GOAL: Write out every entry exactly as it stands.

SUPPLIED MATERIAL:

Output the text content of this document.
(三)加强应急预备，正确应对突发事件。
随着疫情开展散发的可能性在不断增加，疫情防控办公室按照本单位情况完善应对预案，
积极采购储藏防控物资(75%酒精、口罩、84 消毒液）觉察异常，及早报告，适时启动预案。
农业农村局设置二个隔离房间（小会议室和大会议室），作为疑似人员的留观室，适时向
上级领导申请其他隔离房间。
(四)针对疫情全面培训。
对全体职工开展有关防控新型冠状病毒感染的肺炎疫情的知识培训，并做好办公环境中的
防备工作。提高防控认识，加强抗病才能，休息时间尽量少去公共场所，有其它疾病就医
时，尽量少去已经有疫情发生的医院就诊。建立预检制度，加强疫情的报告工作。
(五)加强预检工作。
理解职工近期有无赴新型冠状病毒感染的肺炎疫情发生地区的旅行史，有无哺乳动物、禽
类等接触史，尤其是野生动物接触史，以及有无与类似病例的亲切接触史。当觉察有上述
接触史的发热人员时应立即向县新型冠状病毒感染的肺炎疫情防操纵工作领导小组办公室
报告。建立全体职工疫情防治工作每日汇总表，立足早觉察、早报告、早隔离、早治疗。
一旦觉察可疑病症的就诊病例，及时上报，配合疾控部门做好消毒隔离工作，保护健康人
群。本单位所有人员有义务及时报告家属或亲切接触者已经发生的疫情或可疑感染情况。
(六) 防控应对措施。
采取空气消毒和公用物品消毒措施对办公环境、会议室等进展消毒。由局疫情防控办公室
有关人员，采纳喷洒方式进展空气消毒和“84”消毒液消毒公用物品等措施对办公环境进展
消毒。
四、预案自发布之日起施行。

WORKED SOLUTION:
Output the text content of this document.
(三)加强应急预备，正确应对突发事件。
随着疫情开展散发的可能性在不断增加，疫情防控办公室按照本单位情况完善应对预案，
积极采购储藏防控物资(75%酒精、口罩、84 消毒液）觉察异常，及早报告，适时启动预案。
农业农村局设置二个隔离房间（小会议室和大会议室），作为疑似人员的留观室，适时向
上级领导申请其他隔离房间。
(四)针对疫情全面培训。
对全体职工开展有关防控新型冠状病毒感染的肺炎疫情的知识培训，并做好办公环境中的
防备工作。提高防控认识，加强抗病才能，休息时间尽量少去公共场所，有其它疾病就医
时，尽量少去已经有疫情发生的医院就诊。建立预检制度，加强疫情的报告工作。
(五)加强预检工作。
理解职工近期有无赴新型冠状病毒感染的肺炎疫情发生地区的旅行史，有无哺乳动物、禽
类等接触史，尤其是野生动物接触史，以及有无与类似病例的亲切接触史。当觉察有上述
接触史的发热人员时应立即向县新型冠状病毒感染的肺炎疫情防操纵工作领导小组办公室
报告。建立全体职工疫情防治工作每日汇总表，立足早觉察、早报告、早隔离、早治疗。
一旦觉察可疑病症的就诊病例，及时上报，配合疾控部门做好消毒隔离工作，保护健康人
群。本单位所有人员有义务及时报告家属或亲切接触者已经发生的疫情或可疑感染情况。
(六) 防控应对措施。
采取空气消毒和公用物品消毒措施对办公环境、会议室等进展消毒。由局疫情防控办公室
有关人员，采纳喷洒方式进展空气消毒和“84”消毒液消毒公用物品等措施对办公环境进展
消毒。
四、预案自发布之日起施行。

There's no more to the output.